▶ Document excerpt
------------

# HIGH-DIMENSIONAL CONTINUOUS CONTROL USING GENERALIZED ADVANTAGE ESTIMATION

### John Schulman, Philipp Moritz, Sergey Levine, Michael I. Jordan and Pieter Abbeel
#### Ref: [literature](https://arxiv.org/abs/1506.02438)

## 1. Background(TRPO)

This literature starts from Trust Region Policy Optimization(TRPO 2015) and Approximately Opitimal Approximate Reinforcement Learning(2002)

### 1.1 TRPO Derivation

* Goal Formulation

$max imize_{\theta}\:[\nabla_{\theta}L_{\theta_{old}}(\theta)|_{\theta=\theta_{old}}(\theta-\theta_{old})]$

$subject\:to\: \frac{1}{2}(\theta_{old}-\theta)^{T}A(\theta_{old})(\theta_{old}-\theta)^{T}\leq \delta$

$where\:A(\theta_{old}) = \frac{\partial}{\partial \theta_i}\frac{\partial}{\partial \theta_j}E_{s\sim\rho_\pi}[D_{KL}(\pi_{\theta_{old}}||\pi_{\theta})]_{\theta={\theta_{old}}}$


#### Preliminaries
- __MDP $(S,A,P,r,\gamma,\rho_0)$ :__ 

where each denotes state, action, transition probability, reward, discount factor, initial state distribution. In here, they set reward as a function of state only and policy as stochastic manner  

- __Value Functions :__  

$Q_{\pi}(s_t,a_t) = E_{s_{t+1},a_{t+1}, ...}[\sum_{l=0}^{\infty}\gamma^{l}r(s_{t+l})]$  
      
$V_{\pi}(s_t) = E_{a_{t},s_{t+1}, ...}[\sum_{l=0}^{\infty}\gamma^{l}r(s_{t+l})]$
<br/>
- __Advantage Function :__

$A_{\pi}(s_t,a_t) = Q_{\pi}(s_t,a_t)-V_{\pi}(s_t)$  
$A_{\pi}(s,a) = E_{s'\sim P(s';\pi)}[r(s)+\gamma V_{\pi}(s')-V_{\pi}(s)]$ 
<br/>
- __Policy Objective :__  
It is clear that the agent wants to maximize cummulative reward(return)

------------

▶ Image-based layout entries
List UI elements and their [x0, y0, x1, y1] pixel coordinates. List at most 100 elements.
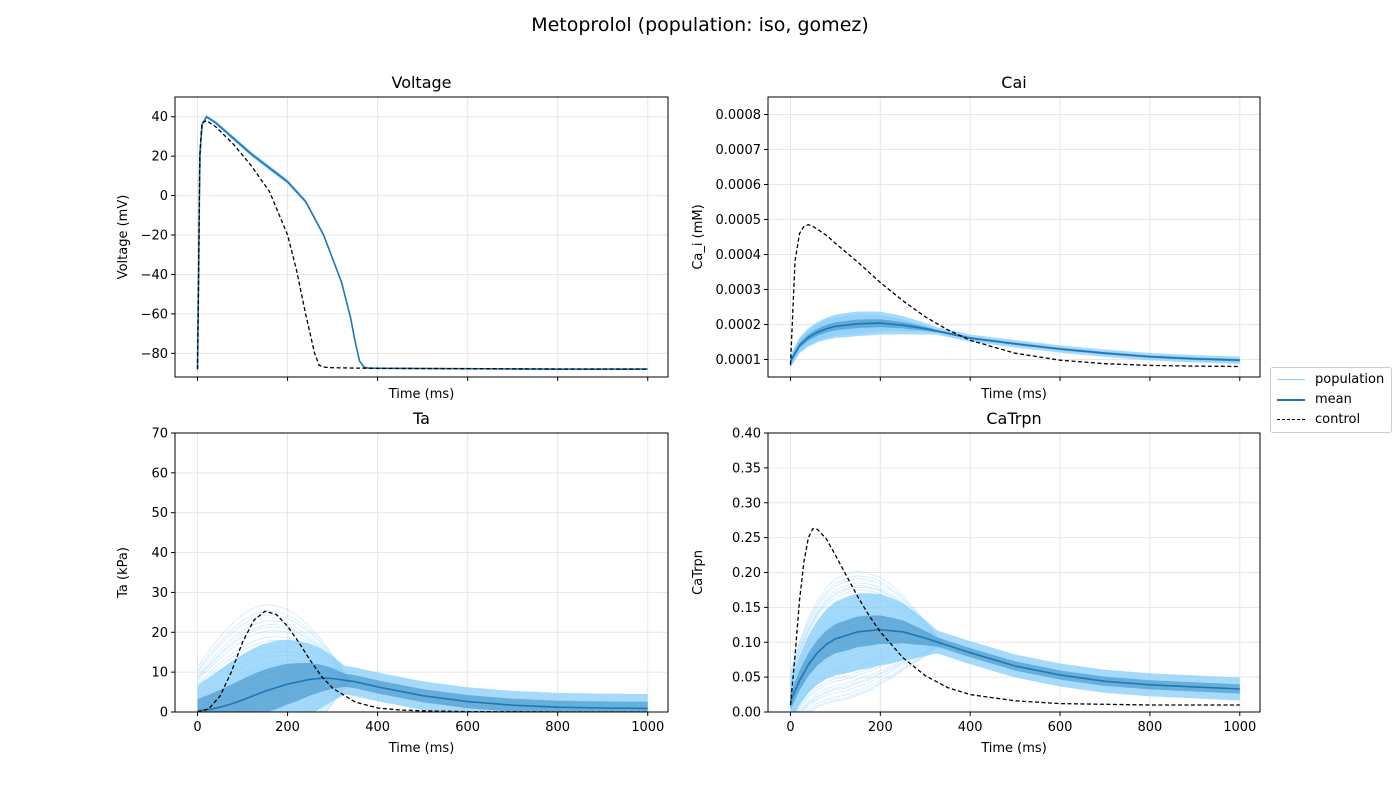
- mean-line: [789, 628, 1240, 702]
- x-tick-label: 0: [786, 720, 794, 735]
- y-tick-label: 60: [151, 466, 168, 481]
- population-trace: [197, 116, 648, 370]
- y-tick-label: 0.05: [732, 671, 761, 686]
- subplot-cai: 0.0001 0.0002 0.0003 0.0004 0.0005 0.0006 0.00…: [691, 73, 1261, 402]
- population-trace: [197, 116, 648, 370]
- subplot-voltage: −80 −60 −40 −20 0 20 40 Voltage Time (ms) Voltage…: [116, 73, 669, 402]
- y-tick-label: 0.25: [732, 531, 761, 546]
- figure-title: Metoprolol (population: iso, gomez): [531, 14, 869, 36]
- data-layer: [197, 604, 648, 712]
- axes-frame: [174, 96, 669, 378]
- y-tick-label: −40: [141, 268, 168, 283]
- y-axis-label: CaTrpn: [691, 550, 706, 595]
- population-trace: [197, 116, 648, 370]
- y-tick-label: 50: [151, 506, 168, 521]
- data-layer: [789, 527, 1240, 712]
- population-trace: [197, 116, 648, 370]
- population-trace: [197, 116, 648, 370]
- axes-frame: [174, 432, 669, 713]
- mean-line: [789, 322, 1240, 362]
- subplot-ta: 0 200 400 600 800 1000 0 10 20 30 40 50 60 70 Ta Time (…: [116, 409, 669, 756]
- population-trace: [197, 116, 648, 370]
- population-band-inner: [197, 116, 648, 370]
- population-band-outer: [197, 639, 648, 712]
- legend-swatch-mean: [1277, 399, 1305, 401]
- population-trace: [197, 116, 648, 370]
- subplot-title: Ta: [412, 409, 430, 428]
- population-trace: [197, 116, 648, 370]
- y-tick-label: 0.0006: [716, 178, 762, 193]
- population-trace: [197, 116, 648, 370]
- legend-item-mean: mean: [1271, 390, 1391, 410]
- y-tick-label: −80: [141, 347, 168, 362]
- population-trace: [197, 116, 648, 370]
- population-trace: [197, 116, 648, 370]
- x-tick-label: 0: [193, 720, 201, 735]
- x-axis-label: Time (ms): [980, 387, 1047, 402]
- mean-line: [196, 115, 648, 370]
- data-layer: [196, 115, 648, 371]
- y-tick-label: 0.15: [732, 601, 761, 616]
- y-tick-label: 0: [160, 189, 168, 204]
- control-line: [789, 223, 1240, 368]
- y-tick-label: −60: [141, 307, 168, 322]
- population-trace: [197, 116, 648, 370]
- mean-line: [197, 677, 648, 712]
- x-tick-label: 600: [455, 720, 480, 735]
- population-trace: [197, 115, 648, 370]
- control-line: [197, 610, 648, 712]
- population-trace: [197, 116, 648, 370]
- y-tick-label: 40: [151, 110, 168, 125]
- y-tick-label: 0.0005: [716, 213, 762, 228]
- y-tick-label: 0.00: [732, 706, 761, 721]
- y-tick-label: 10: [151, 666, 168, 681]
- population-trace: [197, 115, 648, 370]
- control-line: [789, 527, 1240, 706]
- population-trace: [197, 115, 648, 370]
- x-axis-label: Time (ms): [980, 741, 1047, 756]
- subplot-title: Voltage: [391, 73, 451, 92]
- y-tick-label: 30: [151, 586, 168, 601]
- population-trace: [197, 116, 648, 370]
- population-trace: [197, 116, 648, 370]
- population-trace: [197, 116, 648, 370]
- x-tick-label: 200: [275, 720, 300, 735]
- population-trace: [197, 115, 648, 370]
- legend-label-mean: mean: [1315, 392, 1352, 407]
- y-tick-label: 0: [160, 706, 168, 721]
- subplot-catrpn: 0 200 400 600 800 1000 0.00 0.05 0.10 0.15 0.20 0.2…: [691, 409, 1261, 756]
- x-tick-label: 1000: [1223, 720, 1256, 735]
- y-axis-label: Ta (kPa): [116, 547, 131, 599]
- y-tick-label: 0.10: [732, 636, 761, 651]
- population-trace: [197, 116, 648, 370]
- y-tick-label: 0.0007: [716, 143, 762, 158]
- x-axis-label: Time (ms): [388, 741, 455, 756]
- legend: population mean control: [1270, 367, 1392, 433]
- x-tick-label: 1000: [631, 720, 664, 735]
- y-tick-label: 0.40: [732, 427, 761, 442]
- x-tick-label: 600: [1048, 720, 1073, 735]
- population-trace: [197, 116, 648, 370]
- population-trace: [197, 116, 648, 370]
- subplot-title: Cai: [1001, 73, 1026, 92]
- legend-item-population: population: [1271, 370, 1391, 390]
- population-trace: [197, 116, 648, 370]
- y-tick-label: −20: [141, 229, 168, 244]
- y-tick-label: 0.30: [732, 496, 761, 511]
- population-trace: [197, 115, 648, 370]
- y-tick-label: 20: [151, 626, 168, 641]
- x-tick-label: 400: [958, 720, 983, 735]
- population-trace: [197, 116, 648, 370]
- y-tick-label: 0.0003: [716, 283, 762, 298]
- data-layer: [789, 223, 1240, 368]
- population-trace: [197, 115, 648, 370]
- x-tick-label: 400: [365, 720, 390, 735]
- population-trace: [197, 116, 648, 370]
- x-tick-label: 800: [1138, 720, 1163, 735]
- y-tick-label: 0.20: [732, 566, 761, 581]
- x-tick-label: 800: [545, 720, 570, 735]
- population-trace: [197, 115, 648, 370]
- population-trace: [197, 115, 648, 370]
- y-tick-label: 0.0008: [716, 108, 762, 123]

------------

▶ Required work
1) List the authors named in the notes on generalized advantage estimation.
2) Reproduce the layout entries, starting at the line that contains "- mean-line: [789, 628, 1240, 702]" and ending at the line that contains "- axes-frame: [174, 96, 669, 378]".
The notes on generalized advantage estimation and the entries come from separate sources.

▶ Results
1) John Schulman, Philipp Moritz, Sergey Levine, Michael I. Jordan, and Pieter Abbeel

2)
- mean-line: [789, 628, 1240, 702]
- x-tick-label: 0: [786, 720, 794, 735]
- y-tick-label: 60: [151, 466, 168, 481]
- population-trace: [197, 116, 648, 370]
- y-tick-label: 0.05: [732, 671, 761, 686]
- subplot-cai: 0.0001 0.0002 0.0003 0.0004 0.0005 0.0006 0.00…: [691, 73, 1261, 402]
- population-trace: [197, 116, 648, 370]
- subplot-voltage: −80 −60 −40 −20 0 20 40 Voltage Time (ms) Voltage…: [116, 73, 669, 402]
- y-tick-label: 0.25: [732, 531, 761, 546]
- figure-title: Metoprolol (population: iso, gomez): [531, 14, 869, 36]
- data-layer: [197, 604, 648, 712]
- axes-frame: [174, 96, 669, 378]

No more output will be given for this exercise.